## Exercise objective:
Return verbatim every row from the line containing "x-tick-label: 15 <box>394 655 403 663</box>" down to the line containing "x-tick-label: 6 <box>312 301 317 309</box>", with both of those lines included.

Element boundary rows
** Start **

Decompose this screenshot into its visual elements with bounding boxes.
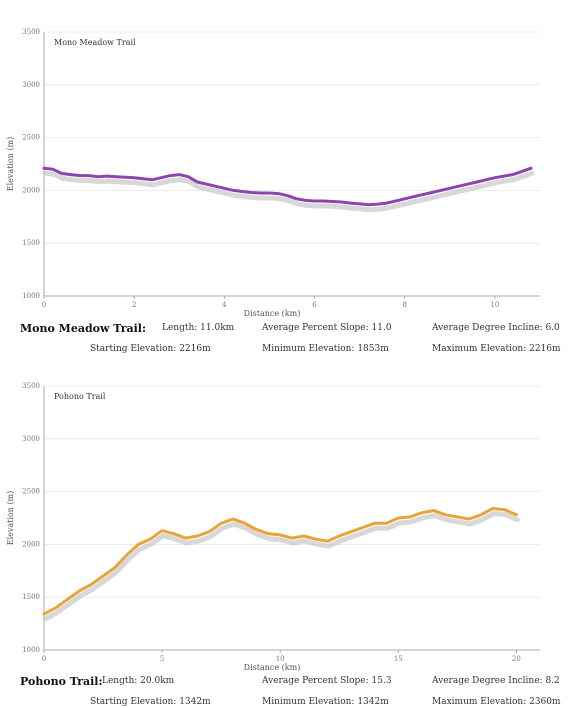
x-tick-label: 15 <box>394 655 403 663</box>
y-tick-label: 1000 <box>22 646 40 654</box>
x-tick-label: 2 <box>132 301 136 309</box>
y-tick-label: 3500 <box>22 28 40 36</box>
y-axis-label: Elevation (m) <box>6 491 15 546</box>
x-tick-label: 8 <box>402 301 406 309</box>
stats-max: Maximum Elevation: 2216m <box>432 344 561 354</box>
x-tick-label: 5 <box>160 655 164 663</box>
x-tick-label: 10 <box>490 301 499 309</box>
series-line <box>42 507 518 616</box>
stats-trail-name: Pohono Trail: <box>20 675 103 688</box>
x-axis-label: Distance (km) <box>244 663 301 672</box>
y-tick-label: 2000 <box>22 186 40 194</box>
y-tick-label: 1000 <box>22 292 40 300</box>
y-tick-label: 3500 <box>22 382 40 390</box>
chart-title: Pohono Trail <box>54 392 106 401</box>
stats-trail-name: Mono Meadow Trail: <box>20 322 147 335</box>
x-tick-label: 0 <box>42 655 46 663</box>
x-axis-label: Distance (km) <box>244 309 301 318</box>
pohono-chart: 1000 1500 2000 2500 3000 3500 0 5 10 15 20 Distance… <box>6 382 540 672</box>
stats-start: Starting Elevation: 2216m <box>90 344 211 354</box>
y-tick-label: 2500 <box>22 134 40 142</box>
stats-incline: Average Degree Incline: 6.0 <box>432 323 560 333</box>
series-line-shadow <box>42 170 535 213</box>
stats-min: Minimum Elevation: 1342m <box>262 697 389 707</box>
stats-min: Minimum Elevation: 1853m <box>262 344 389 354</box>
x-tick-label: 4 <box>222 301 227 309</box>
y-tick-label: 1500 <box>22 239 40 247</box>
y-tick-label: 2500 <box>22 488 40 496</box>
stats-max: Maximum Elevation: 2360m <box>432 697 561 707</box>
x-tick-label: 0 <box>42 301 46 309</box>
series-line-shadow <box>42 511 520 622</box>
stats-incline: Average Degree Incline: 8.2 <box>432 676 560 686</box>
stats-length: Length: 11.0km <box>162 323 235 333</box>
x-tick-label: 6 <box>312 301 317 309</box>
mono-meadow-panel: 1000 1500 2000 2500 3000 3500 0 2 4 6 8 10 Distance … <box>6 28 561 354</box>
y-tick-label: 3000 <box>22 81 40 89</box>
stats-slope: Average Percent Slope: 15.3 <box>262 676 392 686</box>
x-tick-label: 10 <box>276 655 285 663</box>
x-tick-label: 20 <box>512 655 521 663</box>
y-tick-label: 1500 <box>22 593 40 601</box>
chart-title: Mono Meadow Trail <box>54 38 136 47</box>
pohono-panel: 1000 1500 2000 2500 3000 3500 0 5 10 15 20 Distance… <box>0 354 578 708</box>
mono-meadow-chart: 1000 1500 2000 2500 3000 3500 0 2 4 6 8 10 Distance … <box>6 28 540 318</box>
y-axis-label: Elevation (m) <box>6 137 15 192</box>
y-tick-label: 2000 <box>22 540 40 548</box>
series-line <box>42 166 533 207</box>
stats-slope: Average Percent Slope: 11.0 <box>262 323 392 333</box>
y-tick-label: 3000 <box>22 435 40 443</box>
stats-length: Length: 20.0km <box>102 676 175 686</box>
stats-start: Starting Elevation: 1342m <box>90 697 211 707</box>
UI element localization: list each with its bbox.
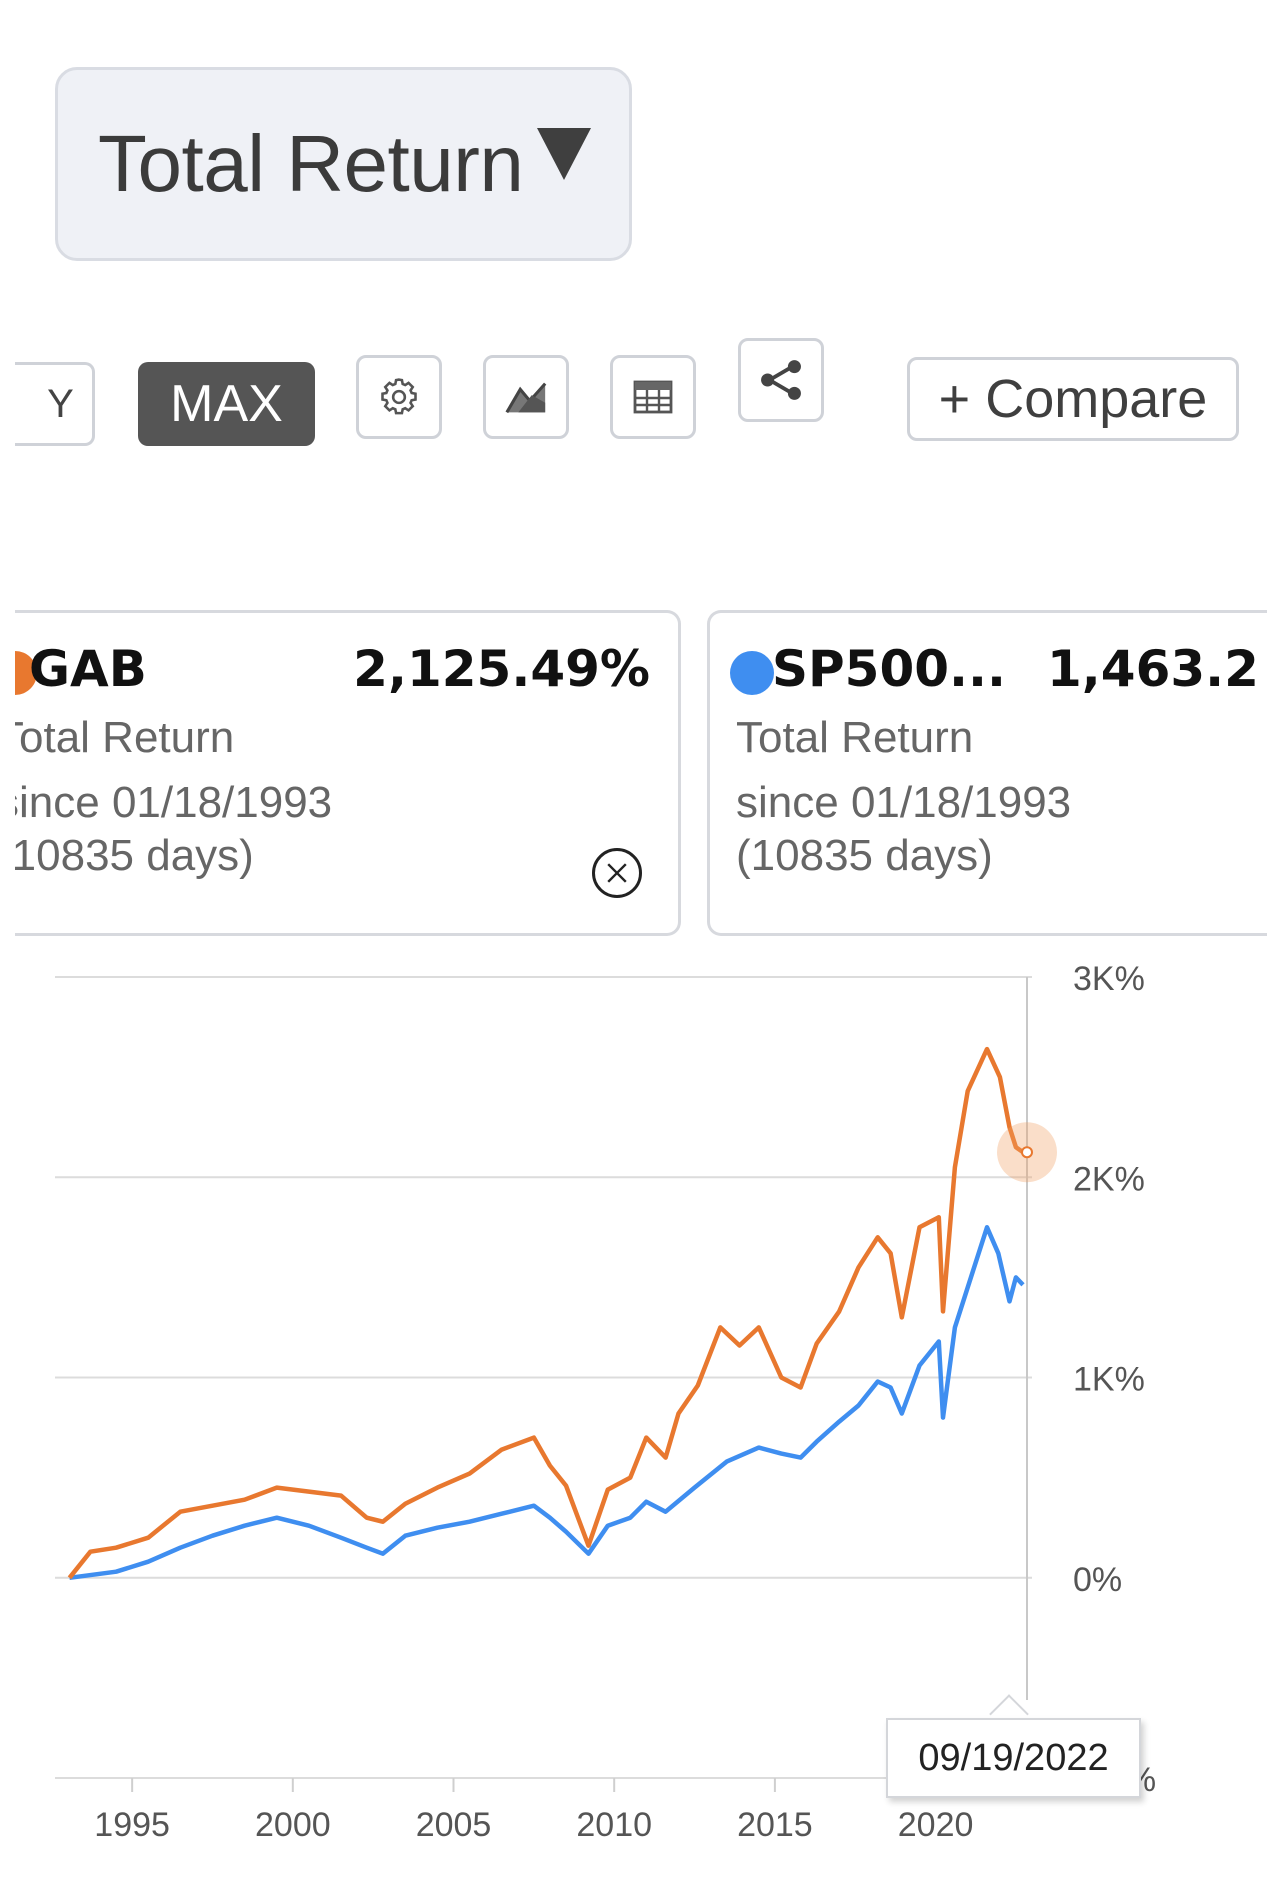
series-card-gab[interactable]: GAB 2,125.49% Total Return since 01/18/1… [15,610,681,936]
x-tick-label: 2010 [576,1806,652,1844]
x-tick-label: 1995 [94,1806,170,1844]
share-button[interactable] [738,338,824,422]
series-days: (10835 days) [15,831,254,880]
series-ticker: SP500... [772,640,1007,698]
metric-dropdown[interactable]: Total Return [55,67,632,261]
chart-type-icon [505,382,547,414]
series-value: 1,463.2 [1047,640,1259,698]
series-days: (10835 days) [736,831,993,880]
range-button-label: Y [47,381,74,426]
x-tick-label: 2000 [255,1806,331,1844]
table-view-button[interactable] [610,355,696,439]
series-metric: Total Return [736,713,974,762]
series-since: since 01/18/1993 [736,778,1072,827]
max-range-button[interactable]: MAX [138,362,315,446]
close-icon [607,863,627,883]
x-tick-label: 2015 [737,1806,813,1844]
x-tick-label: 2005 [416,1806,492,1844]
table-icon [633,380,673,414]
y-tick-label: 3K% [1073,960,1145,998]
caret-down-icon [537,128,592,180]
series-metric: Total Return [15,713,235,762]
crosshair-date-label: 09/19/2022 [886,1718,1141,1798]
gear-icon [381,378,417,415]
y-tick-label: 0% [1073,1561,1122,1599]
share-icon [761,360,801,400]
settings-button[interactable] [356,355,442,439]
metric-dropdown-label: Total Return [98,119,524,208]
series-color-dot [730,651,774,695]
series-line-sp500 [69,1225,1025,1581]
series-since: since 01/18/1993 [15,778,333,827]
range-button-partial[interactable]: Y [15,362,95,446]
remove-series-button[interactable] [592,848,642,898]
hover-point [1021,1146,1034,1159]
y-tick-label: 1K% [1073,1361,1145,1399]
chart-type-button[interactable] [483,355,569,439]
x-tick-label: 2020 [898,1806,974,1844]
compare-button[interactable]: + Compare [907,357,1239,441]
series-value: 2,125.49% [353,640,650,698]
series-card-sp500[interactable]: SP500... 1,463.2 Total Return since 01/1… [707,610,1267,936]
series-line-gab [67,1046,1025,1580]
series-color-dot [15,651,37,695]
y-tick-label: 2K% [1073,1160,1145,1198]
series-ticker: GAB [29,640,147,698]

** End **
** Start **

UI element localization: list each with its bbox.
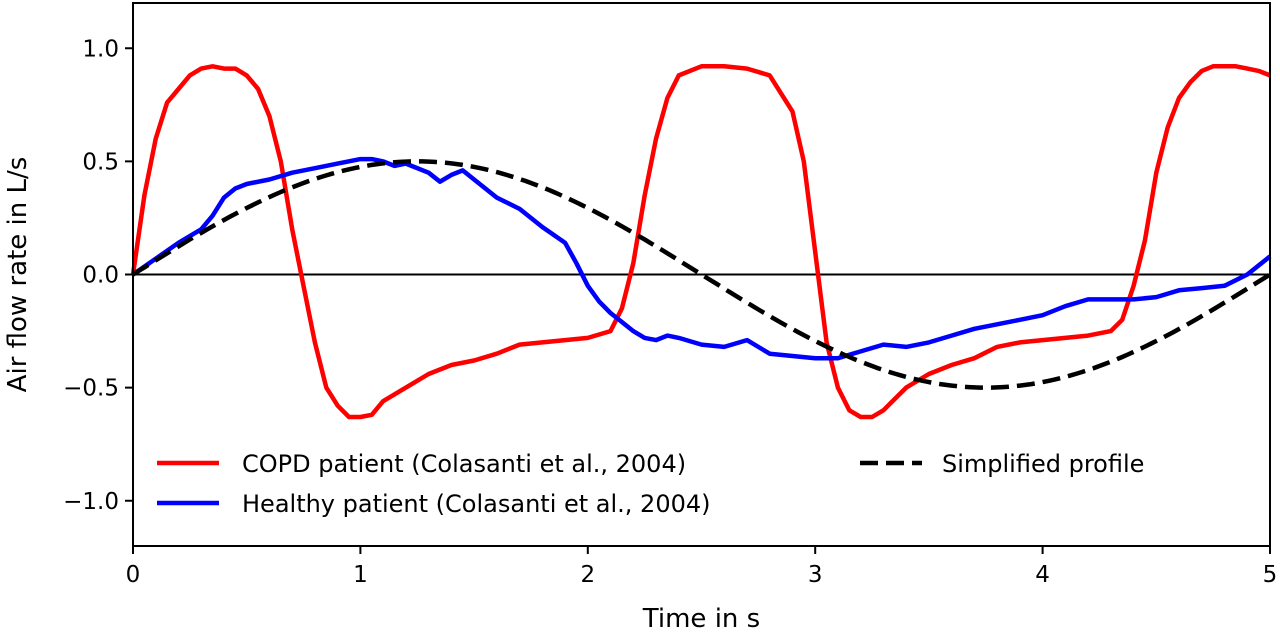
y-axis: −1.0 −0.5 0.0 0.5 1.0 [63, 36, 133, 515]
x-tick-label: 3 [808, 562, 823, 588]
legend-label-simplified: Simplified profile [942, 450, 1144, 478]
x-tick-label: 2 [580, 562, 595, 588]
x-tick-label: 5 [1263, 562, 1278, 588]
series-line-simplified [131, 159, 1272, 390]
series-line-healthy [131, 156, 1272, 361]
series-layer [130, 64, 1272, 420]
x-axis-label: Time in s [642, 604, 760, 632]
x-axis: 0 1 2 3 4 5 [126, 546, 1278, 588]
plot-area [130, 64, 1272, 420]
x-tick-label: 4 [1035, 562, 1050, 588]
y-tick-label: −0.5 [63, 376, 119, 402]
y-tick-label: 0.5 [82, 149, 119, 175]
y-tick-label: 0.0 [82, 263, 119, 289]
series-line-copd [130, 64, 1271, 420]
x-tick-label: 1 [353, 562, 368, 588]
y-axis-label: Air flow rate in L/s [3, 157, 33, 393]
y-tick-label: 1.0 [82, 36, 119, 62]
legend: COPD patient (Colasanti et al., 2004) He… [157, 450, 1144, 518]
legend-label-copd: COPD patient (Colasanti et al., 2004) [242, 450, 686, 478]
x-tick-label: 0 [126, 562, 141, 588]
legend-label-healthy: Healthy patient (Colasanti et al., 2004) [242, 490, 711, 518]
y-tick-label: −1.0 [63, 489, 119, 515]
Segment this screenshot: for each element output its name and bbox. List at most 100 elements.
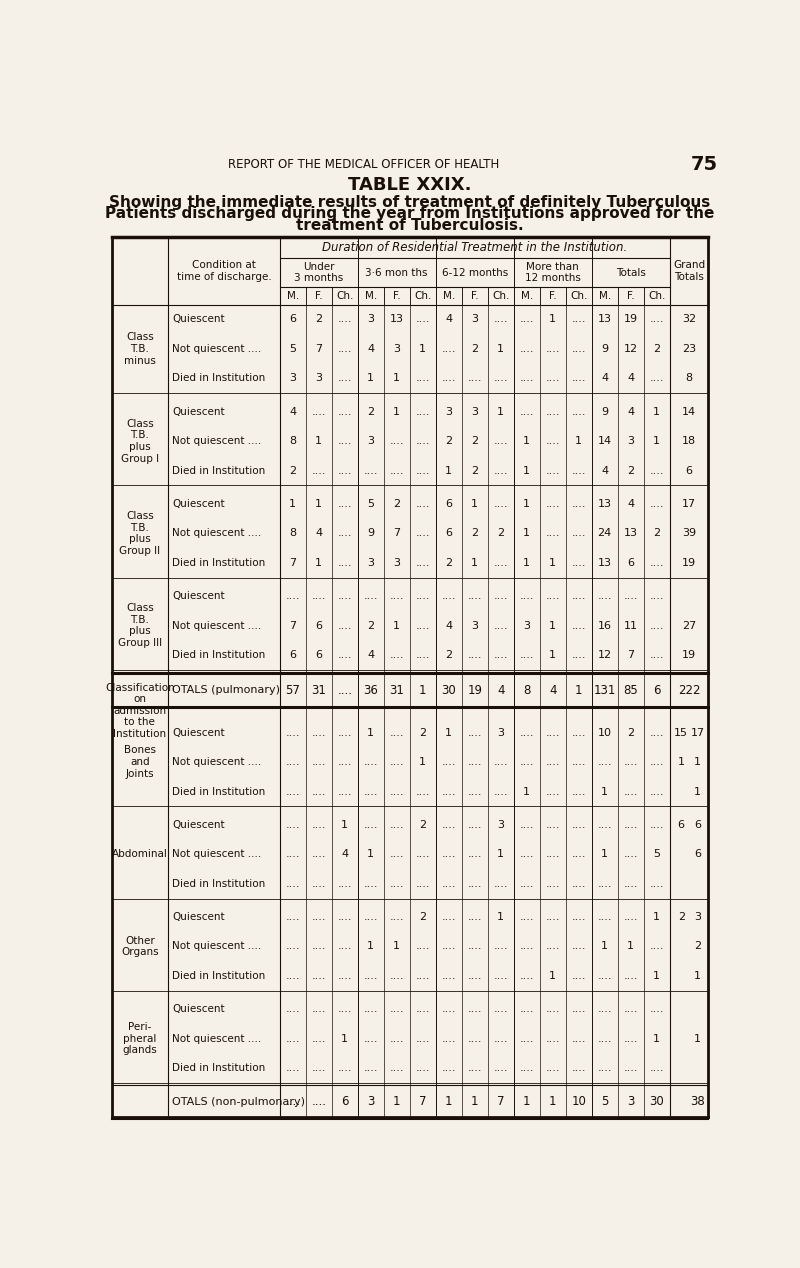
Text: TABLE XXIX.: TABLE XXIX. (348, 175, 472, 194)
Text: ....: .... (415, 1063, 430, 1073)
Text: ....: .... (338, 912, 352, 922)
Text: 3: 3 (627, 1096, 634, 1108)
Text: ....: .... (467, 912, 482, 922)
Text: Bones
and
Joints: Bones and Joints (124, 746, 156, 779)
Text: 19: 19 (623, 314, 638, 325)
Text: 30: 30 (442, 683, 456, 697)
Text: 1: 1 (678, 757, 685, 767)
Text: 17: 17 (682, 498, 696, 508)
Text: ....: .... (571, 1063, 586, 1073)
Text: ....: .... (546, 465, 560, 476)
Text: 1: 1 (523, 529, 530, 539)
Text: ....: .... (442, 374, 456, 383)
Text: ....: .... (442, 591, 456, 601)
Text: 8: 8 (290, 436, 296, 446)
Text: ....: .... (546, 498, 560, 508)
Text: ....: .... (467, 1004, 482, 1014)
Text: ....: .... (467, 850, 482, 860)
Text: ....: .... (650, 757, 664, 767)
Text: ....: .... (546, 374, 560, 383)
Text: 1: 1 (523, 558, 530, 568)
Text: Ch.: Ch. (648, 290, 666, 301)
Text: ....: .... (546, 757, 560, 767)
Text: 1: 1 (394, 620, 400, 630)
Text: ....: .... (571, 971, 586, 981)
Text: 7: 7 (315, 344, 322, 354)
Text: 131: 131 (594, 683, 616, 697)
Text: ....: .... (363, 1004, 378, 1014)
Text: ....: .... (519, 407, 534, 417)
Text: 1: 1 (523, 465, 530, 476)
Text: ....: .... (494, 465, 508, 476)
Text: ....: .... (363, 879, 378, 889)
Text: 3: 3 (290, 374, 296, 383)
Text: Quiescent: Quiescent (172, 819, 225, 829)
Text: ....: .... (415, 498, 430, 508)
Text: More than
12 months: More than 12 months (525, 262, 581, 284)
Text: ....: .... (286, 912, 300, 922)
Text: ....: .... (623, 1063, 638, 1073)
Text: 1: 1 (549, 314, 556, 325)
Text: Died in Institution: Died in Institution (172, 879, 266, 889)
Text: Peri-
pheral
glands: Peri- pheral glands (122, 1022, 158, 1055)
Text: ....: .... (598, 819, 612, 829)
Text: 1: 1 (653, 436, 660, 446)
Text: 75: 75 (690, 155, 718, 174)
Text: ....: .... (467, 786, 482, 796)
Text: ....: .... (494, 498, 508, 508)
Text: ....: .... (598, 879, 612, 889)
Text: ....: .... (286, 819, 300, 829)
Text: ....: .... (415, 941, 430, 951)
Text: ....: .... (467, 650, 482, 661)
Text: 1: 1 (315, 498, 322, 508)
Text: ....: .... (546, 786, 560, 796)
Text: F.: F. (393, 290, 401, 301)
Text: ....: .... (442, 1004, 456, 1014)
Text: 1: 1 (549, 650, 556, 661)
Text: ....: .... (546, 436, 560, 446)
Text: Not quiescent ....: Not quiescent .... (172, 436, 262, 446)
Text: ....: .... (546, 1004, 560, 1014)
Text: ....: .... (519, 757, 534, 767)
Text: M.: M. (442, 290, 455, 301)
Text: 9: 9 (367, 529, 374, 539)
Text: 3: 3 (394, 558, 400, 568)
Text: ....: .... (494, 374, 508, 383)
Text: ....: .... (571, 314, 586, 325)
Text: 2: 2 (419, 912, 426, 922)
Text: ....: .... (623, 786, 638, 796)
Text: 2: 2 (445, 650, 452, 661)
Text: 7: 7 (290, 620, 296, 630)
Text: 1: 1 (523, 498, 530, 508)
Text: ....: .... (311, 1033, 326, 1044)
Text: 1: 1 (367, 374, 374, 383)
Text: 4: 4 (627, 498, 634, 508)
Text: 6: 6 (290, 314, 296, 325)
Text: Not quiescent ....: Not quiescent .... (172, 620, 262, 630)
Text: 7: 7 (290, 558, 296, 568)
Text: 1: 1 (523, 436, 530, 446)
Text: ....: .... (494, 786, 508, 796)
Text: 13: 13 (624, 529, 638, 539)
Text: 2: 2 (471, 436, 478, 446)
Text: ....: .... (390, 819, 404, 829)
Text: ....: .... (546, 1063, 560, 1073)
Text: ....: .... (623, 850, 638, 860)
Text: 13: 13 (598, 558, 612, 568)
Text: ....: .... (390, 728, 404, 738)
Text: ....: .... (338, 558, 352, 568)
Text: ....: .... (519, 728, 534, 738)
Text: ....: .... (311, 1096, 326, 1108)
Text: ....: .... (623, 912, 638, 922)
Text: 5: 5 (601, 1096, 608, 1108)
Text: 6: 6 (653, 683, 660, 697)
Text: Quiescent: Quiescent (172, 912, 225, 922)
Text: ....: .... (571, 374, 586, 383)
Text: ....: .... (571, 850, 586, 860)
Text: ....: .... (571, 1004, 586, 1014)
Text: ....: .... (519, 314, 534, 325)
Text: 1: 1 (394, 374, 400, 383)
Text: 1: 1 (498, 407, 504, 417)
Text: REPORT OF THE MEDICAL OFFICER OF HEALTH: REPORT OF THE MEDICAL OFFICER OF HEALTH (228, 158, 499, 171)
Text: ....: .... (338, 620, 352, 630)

** End **

## Written answer:
x-tick-label: 15 <box>394 655 403 663</box>
y-tick-label: 1000 <box>22 646 40 654</box>
x-tick-label: 2 <box>132 301 136 309</box>
y-tick-label: 3500 <box>22 28 40 36</box>
y-axis-label: Elevation (m) <box>6 491 15 546</box>
x-tick-label: 8 <box>402 301 406 309</box>
stats-max: Maximum Elevation: 2216m <box>432 344 561 354</box>
x-tick-label: 5 <box>160 655 164 663</box>
x-tick-label: 10 <box>490 301 499 309</box>
series-line <box>42 507 518 616</box>
stats-trail-name: Pohono Trail: <box>20 675 103 688</box>
x-axis-label: Distance (km) <box>244 663 301 672</box>
y-tick-label: 2000 <box>22 186 40 194</box>
y-tick-label: 1000 <box>22 292 40 300</box>
y-tick-label: 3500 <box>22 382 40 390</box>
chart-title: Pohono Trail <box>54 392 106 401</box>
stats-trail-name: Mono Meadow Trail: <box>20 322 147 335</box>
x-tick-label: 0 <box>42 655 46 663</box>
x-axis-label: Distance (km) <box>244 309 301 318</box>
pohono-chart: 1000 1500 2000 2500 3000 3500 0 5 10 15 20 Distance… <box>6 382 540 672</box>
stats-start: Starting Elevation: 2216m <box>90 344 211 354</box>
y-tick-label: 2500 <box>22 134 40 142</box>
stats-incline: Average Degree Incline: 6.0 <box>432 323 560 333</box>
series-line-shadow <box>42 170 535 213</box>
stats-min: Minimum Elevation: 1342m <box>262 697 389 707</box>
stats-min: Minimum Elevation: 1853m <box>262 344 389 354</box>
x-tick-label: 4 <box>222 301 227 309</box>
y-tick-label: 1500 <box>22 239 40 247</box>
y-tick-label: 2500 <box>22 488 40 496</box>
stats-max: Maximum Elevation: 2360m <box>432 697 561 707</box>
x-tick-label: 0 <box>42 301 46 309</box>
series-line-shadow <box>42 511 520 622</box>
stats-incline: Average Degree Incline: 8.2 <box>432 676 560 686</box>
stats-length: Length: 11.0km <box>162 323 235 333</box>
x-tick-label: 6 <box>312 301 317 309</box>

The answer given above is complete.